— START —

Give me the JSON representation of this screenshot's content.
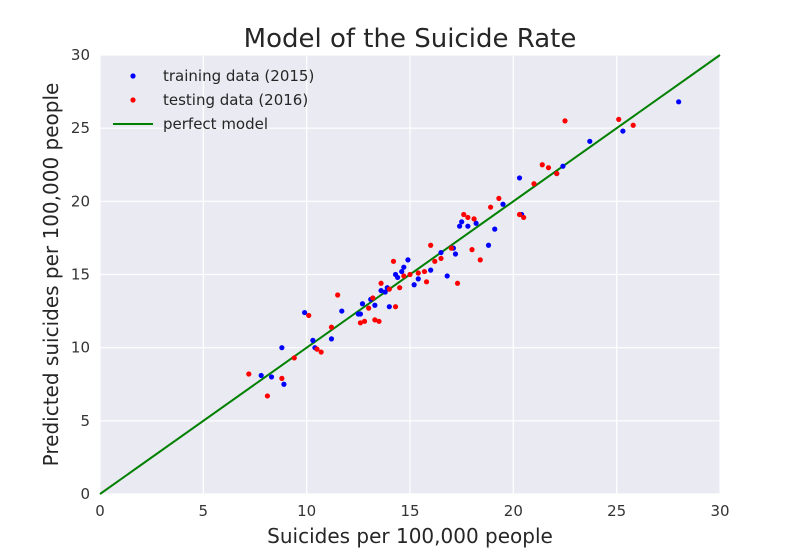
{
  "chart_data": {
    "type": "scatter",
    "title": "Model of the Suicide Rate",
    "xlabel": "Suicides per 100,000 people",
    "ylabel": "Predicted suicides per 100,000 people",
    "xlim": [
      0,
      30
    ],
    "ylim": [
      0,
      30
    ],
    "xticks": [
      0,
      5,
      10,
      15,
      20,
      25,
      30
    ],
    "yticks": [
      0,
      5,
      10,
      15,
      20,
      25,
      30
    ],
    "grid": true,
    "legend_position": "top-left",
    "series": [
      {
        "name": "training data (2015)",
        "kind": "points",
        "color": "#0000ff",
        "x": [
          7.8,
          8.3,
          8.8,
          8.9,
          9.9,
          10.3,
          10.4,
          11.2,
          11.7,
          12.5,
          12.6,
          12.7,
          13.1,
          13.3,
          13.6,
          13.8,
          13.9,
          14.0,
          14.3,
          14.4,
          14.6,
          14.7,
          14.9,
          15.2,
          15.4,
          16.0,
          16.5,
          16.8,
          17.1,
          17.2,
          17.4,
          17.5,
          17.8,
          18.2,
          18.8,
          19.1,
          19.5,
          20.3,
          20.4,
          22.1,
          22.4,
          23.7,
          25.3,
          28.0
        ],
        "y": [
          8.1,
          8.0,
          10.0,
          7.5,
          12.4,
          10.5,
          10.0,
          10.6,
          12.5,
          12.3,
          12.3,
          13.0,
          13.3,
          12.9,
          13.9,
          13.8,
          14.1,
          12.8,
          15.0,
          14.8,
          15.2,
          15.5,
          16.0,
          14.3,
          14.7,
          15.3,
          16.5,
          14.9,
          16.8,
          16.4,
          18.3,
          18.6,
          18.3,
          18.5,
          17.0,
          18.1,
          19.8,
          21.6,
          19.1,
          21.9,
          22.4,
          24.1,
          24.8,
          26.8
        ]
      },
      {
        "name": "testing data (2016)",
        "kind": "points",
        "color": "#ff0000",
        "x": [
          7.2,
          8.1,
          8.8,
          9.4,
          10.1,
          10.5,
          10.7,
          11.2,
          11.5,
          12.6,
          12.8,
          13.0,
          13.2,
          13.3,
          13.5,
          13.6,
          14.0,
          14.2,
          14.3,
          14.5,
          14.7,
          15.0,
          15.4,
          15.7,
          15.8,
          16.0,
          16.2,
          16.5,
          17.0,
          17.3,
          17.6,
          17.8,
          18.0,
          18.1,
          18.4,
          18.9,
          19.3,
          20.3,
          20.5,
          21.0,
          21.4,
          21.7,
          22.1,
          22.5,
          25.1,
          25.8
        ],
        "y": [
          8.2,
          6.7,
          7.9,
          9.3,
          12.2,
          9.9,
          9.7,
          11.4,
          13.6,
          11.7,
          11.8,
          12.7,
          13.4,
          11.9,
          11.8,
          14.4,
          14.0,
          15.9,
          12.8,
          14.1,
          14.9,
          15.0,
          15.1,
          15.2,
          14.5,
          17.0,
          15.9,
          16.1,
          16.8,
          14.4,
          19.1,
          18.9,
          16.7,
          18.8,
          16.0,
          19.6,
          20.2,
          19.1,
          18.9,
          21.2,
          22.5,
          22.3,
          21.9,
          25.5,
          25.6,
          25.2
        ]
      },
      {
        "name": "perfect model",
        "kind": "line",
        "color": "#008000",
        "x": [
          0,
          30
        ],
        "y": [
          0,
          30
        ]
      }
    ]
  }
}
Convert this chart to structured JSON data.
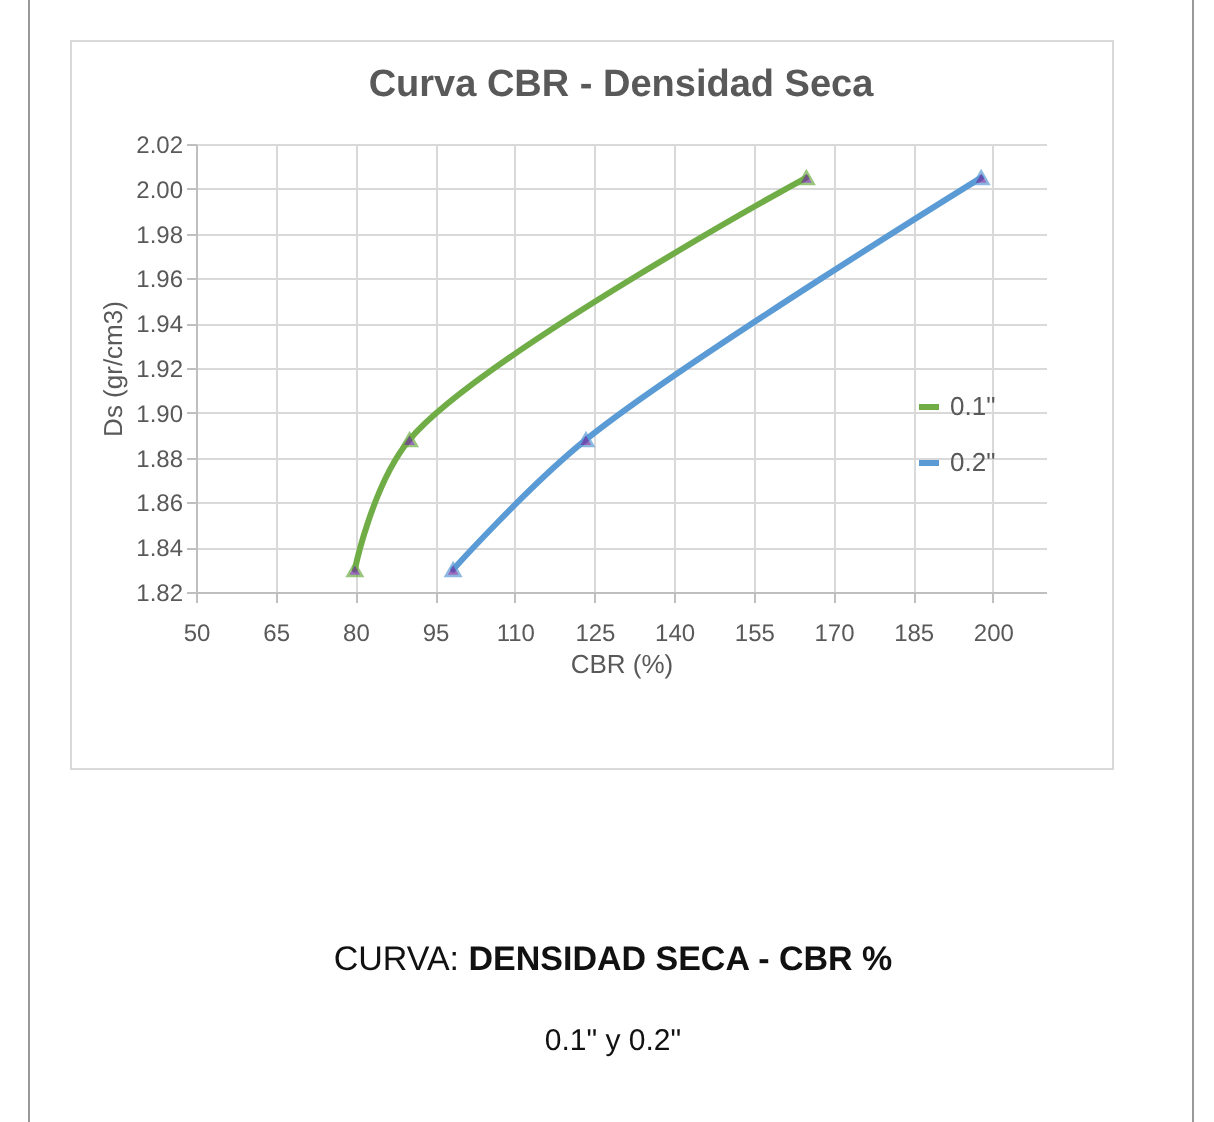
{
  "chart_data": {
    "type": "line",
    "title": "Curva CBR - Densidad Seca",
    "xlabel": "CBR (%)",
    "ylabel": "Ds (gr/cm3)",
    "annotations": [
      "CURVA:",
      "DENSIDAD SECA - CBR %",
      "0.1\" y 0.2\""
    ],
    "series": [
      {
        "name": "0.1\"",
        "color": "#70ad47",
        "x": [
          79.9,
          90.2,
          164.9
        ],
        "values": [
          1.83,
          1.888,
          2.005
        ]
      },
      {
        "name": "0.2\"",
        "color": "#5b9bd5",
        "x": [
          98.4,
          123.4,
          197.8
        ],
        "values": [
          1.83,
          1.888,
          2.005
        ]
      }
    ],
    "xlim": [
      50,
      210
    ],
    "xticks": [
      50,
      65,
      80,
      95,
      110,
      125,
      140,
      155,
      170,
      185,
      200
    ],
    "ylim": [
      1.82,
      2.02
    ],
    "yticks": [
      {
        "value": 1.82,
        "label": "1.82"
      },
      {
        "value": 1.84,
        "label": "1.84"
      },
      {
        "value": 1.86,
        "label": "1.86"
      },
      {
        "value": 1.88,
        "label": "1.88"
      },
      {
        "value": 1.9,
        "label": "1.90"
      },
      {
        "value": 1.92,
        "label": "1.92"
      },
      {
        "value": 1.94,
        "label": "1.94"
      },
      {
        "value": 1.96,
        "label": "1.96"
      },
      {
        "value": 1.98,
        "label": "1.98"
      },
      {
        "value": 2,
        "label": "2.00"
      },
      {
        "value": 2.02,
        "label": "2.02"
      }
    ],
    "grid": true,
    "legend": "right",
    "marker": "triangle",
    "line_style": "solid"
  }
}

— END —

Aim of the task:
Leave the pictures out and reproduce each record exactly as written.

Written response:
Give me the JSON representation of this screenshot's content.
{
  "chart_data": {
    "type": "scatter",
    "title": "Model of the Suicide Rate",
    "xlabel": "Suicides per 100,000 people",
    "ylabel": "Predicted suicides per 100,000 people",
    "xlim": [
      0,
      30
    ],
    "ylim": [
      0,
      30
    ],
    "xticks": [
      0,
      5,
      10,
      15,
      20,
      25,
      30
    ],
    "yticks": [
      0,
      5,
      10,
      15,
      20,
      25,
      30
    ],
    "grid": true,
    "legend_position": "top-left",
    "series": [
      {
        "name": "training data (2015)",
        "kind": "points",
        "color": "#0000ff",
        "x": [
          7.8,
          8.3,
          8.8,
          8.9,
          9.9,
          10.3,
          10.4,
          11.2,
          11.7,
          12.5,
          12.6,
          12.7,
          13.1,
          13.3,
          13.6,
          13.8,
          13.9,
          14.0,
          14.3,
          14.4,
          14.6,
          14.7,
          14.9,
          15.2,
          15.4,
          16.0,
          16.5,
          16.8,
          17.1,
          17.2,
          17.4,
          17.5,
          17.8,
          18.2,
          18.8,
          19.1,
          19.5,
          20.3,
          20.4,
          22.1,
          22.4,
          23.7,
          25.3,
          28.0
        ],
        "y": [
          8.1,
          8.0,
          10.0,
          7.5,
          12.4,
          10.5,
          10.0,
          10.6,
          12.5,
          12.3,
          12.3,
          13.0,
          13.3,
          12.9,
          13.9,
          13.8,
          14.1,
          12.8,
          15.0,
          14.8,
          15.2,
          15.5,
          16.0,
          14.3,
          14.7,
          15.3,
          16.5,
          14.9,
          16.8,
          16.4,
          18.3,
          18.6,
          18.3,
          18.5,
          17.0,
          18.1,
          19.8,
          21.6,
          19.1,
          21.9,
          22.4,
          24.1,
          24.8,
          26.8
        ]
      },
      {
        "name": "testing data (2016)",
        "kind": "points",
        "color": "#ff0000",
        "x": [
          7.2,
          8.1,
          8.8,
          9.4,
          10.1,
          10.5,
          10.7,
          11.2,
          11.5,
          12.6,
          12.8,
          13.0,
          13.2,
          13.3,
          13.5,
          13.6,
          14.0,
          14.2,
          14.3,
          14.5,
          14.7,
          15.0,
          15.4,
          15.7,
          15.8,
          16.0,
          16.2,
          16.5,
          17.0,
          17.3,
          17.6,
          17.8,
          18.0,
          18.1,
          18.4,
          18.9,
          19.3,
          20.3,
          20.5,
          21.0,
          21.4,
          21.7,
          22.1,
          22.5,
          25.1,
          25.8
        ],
        "y": [
          8.2,
          6.7,
          7.9,
          9.3,
          12.2,
          9.9,
          9.7,
          11.4,
          13.6,
          11.7,
          11.8,
          12.7,
          13.4,
          11.9,
          11.8,
          14.4,
          14.0,
          15.9,
          12.8,
          14.1,
          14.9,
          15.0,
          15.1,
          15.2,
          14.5,
          17.0,
          15.9,
          16.1,
          16.8,
          14.4,
          19.1,
          18.9,
          16.7,
          18.8,
          16.0,
          19.6,
          20.2,
          19.1,
          18.9,
          21.2,
          22.5,
          22.3,
          21.9,
          25.5,
          25.6,
          25.2
        ]
      },
      {
        "name": "perfect model",
        "kind": "line",
        "color": "#008000",
        "x": [
          0,
          30
        ],
        "y": [
          0,
          30
        ]
      }
    ]
  }
}
Convert this chart to structured JSON data.
{
  "chart_data": {
    "type": "line",
    "title": "Curva CBR - Densidad Seca",
    "xlabel": "CBR (%)",
    "ylabel": "Ds (gr/cm3)",
    "annotations": [
      "CURVA:",
      "DENSIDAD SECA - CBR %",
      "0.1\" y 0.2\""
    ],
    "series": [
      {
        "name": "0.1\"",
        "color": "#70ad47",
        "x": [
          79.9,
          90.2,
          164.9
        ],
        "values": [
          1.83,
          1.888,
          2.005
        ]
      },
      {
        "name": "0.2\"",
        "color": "#5b9bd5",
        "x": [
          98.4,
          123.4,
          197.8
        ],
        "values": [
          1.83,
          1.888,
          2.005
        ]
      }
    ],
    "xlim": [
      50,
      210
    ],
    "xticks": [
      50,
      65,
      80,
      95,
      110,
      125,
      140,
      155,
      170,
      185,
      200
    ],
    "ylim": [
      1.82,
      2.02
    ],
    "yticks": [
      {
        "value": 1.82,
        "label": "1.82"
      },
      {
        "value": 1.84,
        "label": "1.84"
      },
      {
        "value": 1.86,
        "label": "1.86"
      },
      {
        "value": 1.88,
        "label": "1.88"
      },
      {
        "value": 1.9,
        "label": "1.90"
      },
      {
        "value": 1.92,
        "label": "1.92"
      },
      {
        "value": 1.94,
        "label": "1.94"
      },
      {
        "value": 1.96,
        "label": "1.96"
      },
      {
        "value": 1.98,
        "label": "1.98"
      },
      {
        "value": 2,
        "label": "2.00"
      },
      {
        "value": 2.02,
        "label": "2.02"
      }
    ],
    "grid": true,
    "legend": "right",
    "marker": "triangle",
    "line_style": "solid"
  }
}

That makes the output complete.